WRITTEN INSTRUCTION → All lines in the data bearing the string "waves" should be identified and copied.
──────────
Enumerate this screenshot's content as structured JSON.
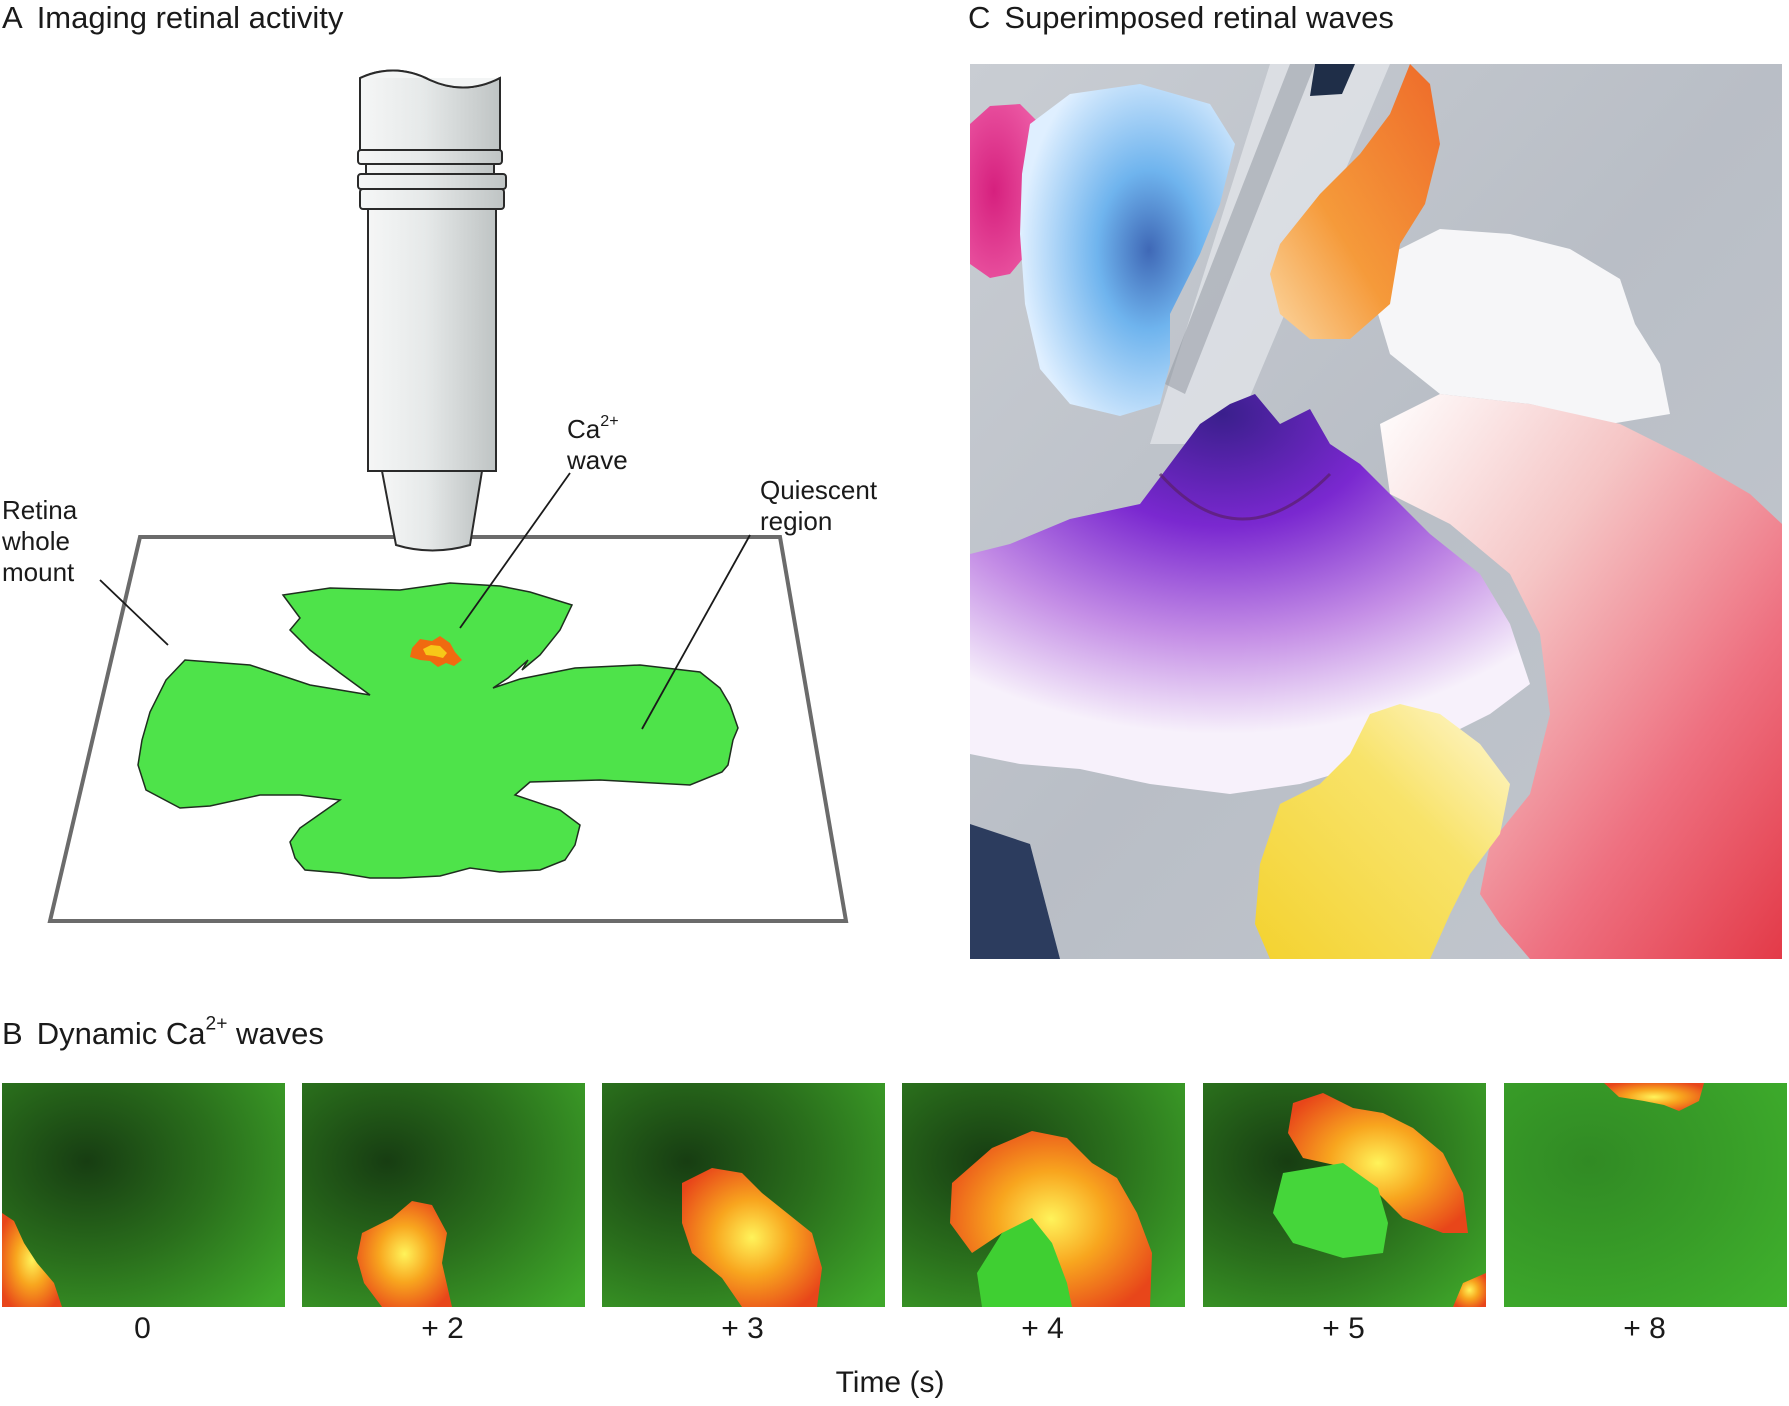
{
  "panel_a": {
    "letter": "A",
    "title": "Imaging retinal activity",
    "labels": {
      "retina": [
        "Retina",
        "whole",
        "mount"
      ],
      "ca_base": "Ca",
      "ca_sup": "2+",
      "ca_line2": "wave",
      "quiescent": [
        "Quiescent",
        "region"
      ]
    },
    "colors": {
      "retina": "#4ee34a",
      "wave_outer": "#f06a10",
      "wave_inner": "#f7c818",
      "lens": "#dfe3e3"
    }
  },
  "panel_b": {
    "letter": "B",
    "title_pre": "Dynamic Ca",
    "title_sup": "2+",
    "title_post": " waves",
    "frames": [
      {
        "time": "0"
      },
      {
        "time": "+ 2"
      },
      {
        "time": "+ 3"
      },
      {
        "time": "+ 4"
      },
      {
        "time": "+ 5"
      },
      {
        "time": "+ 8"
      }
    ],
    "axis_label": "Time (s)"
  },
  "panel_c": {
    "letter": "C",
    "title": "Superimposed retinal waves",
    "wave_colors": [
      "#e0388c",
      "#6fb4ee",
      "#f59a3a",
      "#ffffff",
      "#7a28d0",
      "#ee4456",
      "#f5d83a"
    ]
  }
}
──────────
ANSWER TO THIS TASK →
    "title_post": " waves",
    "title": "Superimposed retinal waves",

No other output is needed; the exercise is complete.